◆ EXERCISE PROMPT: Go through the listing and copy each line with the string "screenshot".

start

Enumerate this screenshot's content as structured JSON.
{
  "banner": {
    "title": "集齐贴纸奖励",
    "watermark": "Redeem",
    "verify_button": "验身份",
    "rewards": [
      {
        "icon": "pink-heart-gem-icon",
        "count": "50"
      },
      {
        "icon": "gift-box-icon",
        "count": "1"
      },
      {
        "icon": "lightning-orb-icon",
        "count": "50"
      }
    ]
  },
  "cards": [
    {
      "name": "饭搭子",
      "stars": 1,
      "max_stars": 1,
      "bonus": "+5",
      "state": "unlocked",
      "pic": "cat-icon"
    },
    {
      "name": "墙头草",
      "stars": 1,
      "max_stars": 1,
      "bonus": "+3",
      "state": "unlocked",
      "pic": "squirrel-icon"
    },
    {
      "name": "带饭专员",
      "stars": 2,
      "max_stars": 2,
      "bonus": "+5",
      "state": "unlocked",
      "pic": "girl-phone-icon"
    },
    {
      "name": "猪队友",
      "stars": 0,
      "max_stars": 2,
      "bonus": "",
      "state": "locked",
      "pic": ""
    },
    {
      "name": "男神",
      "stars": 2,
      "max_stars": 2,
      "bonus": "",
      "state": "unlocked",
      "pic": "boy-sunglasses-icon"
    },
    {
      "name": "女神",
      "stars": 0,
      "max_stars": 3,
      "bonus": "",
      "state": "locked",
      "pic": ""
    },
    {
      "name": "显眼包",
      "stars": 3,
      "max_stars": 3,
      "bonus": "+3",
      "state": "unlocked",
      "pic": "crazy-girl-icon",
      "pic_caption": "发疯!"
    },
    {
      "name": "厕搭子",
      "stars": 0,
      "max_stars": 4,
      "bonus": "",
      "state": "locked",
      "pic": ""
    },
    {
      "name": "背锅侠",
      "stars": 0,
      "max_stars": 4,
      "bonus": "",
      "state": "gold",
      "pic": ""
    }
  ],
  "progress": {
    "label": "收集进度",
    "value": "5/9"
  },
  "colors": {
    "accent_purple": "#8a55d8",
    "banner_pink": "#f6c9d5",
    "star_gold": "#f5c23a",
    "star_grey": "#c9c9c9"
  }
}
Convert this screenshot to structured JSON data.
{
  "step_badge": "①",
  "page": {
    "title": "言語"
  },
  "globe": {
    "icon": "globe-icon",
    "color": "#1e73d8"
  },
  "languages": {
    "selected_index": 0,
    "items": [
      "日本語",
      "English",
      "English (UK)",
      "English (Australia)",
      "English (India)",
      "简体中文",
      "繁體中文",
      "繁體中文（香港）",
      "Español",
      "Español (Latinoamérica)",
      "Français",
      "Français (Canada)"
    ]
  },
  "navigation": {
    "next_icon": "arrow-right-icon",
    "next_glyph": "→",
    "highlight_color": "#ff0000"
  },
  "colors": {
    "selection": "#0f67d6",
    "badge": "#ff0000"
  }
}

end

◆ RESULT BELOW:
Enumerate this screenshot's content as structured JSON.
Convert this screenshot to structured JSON data.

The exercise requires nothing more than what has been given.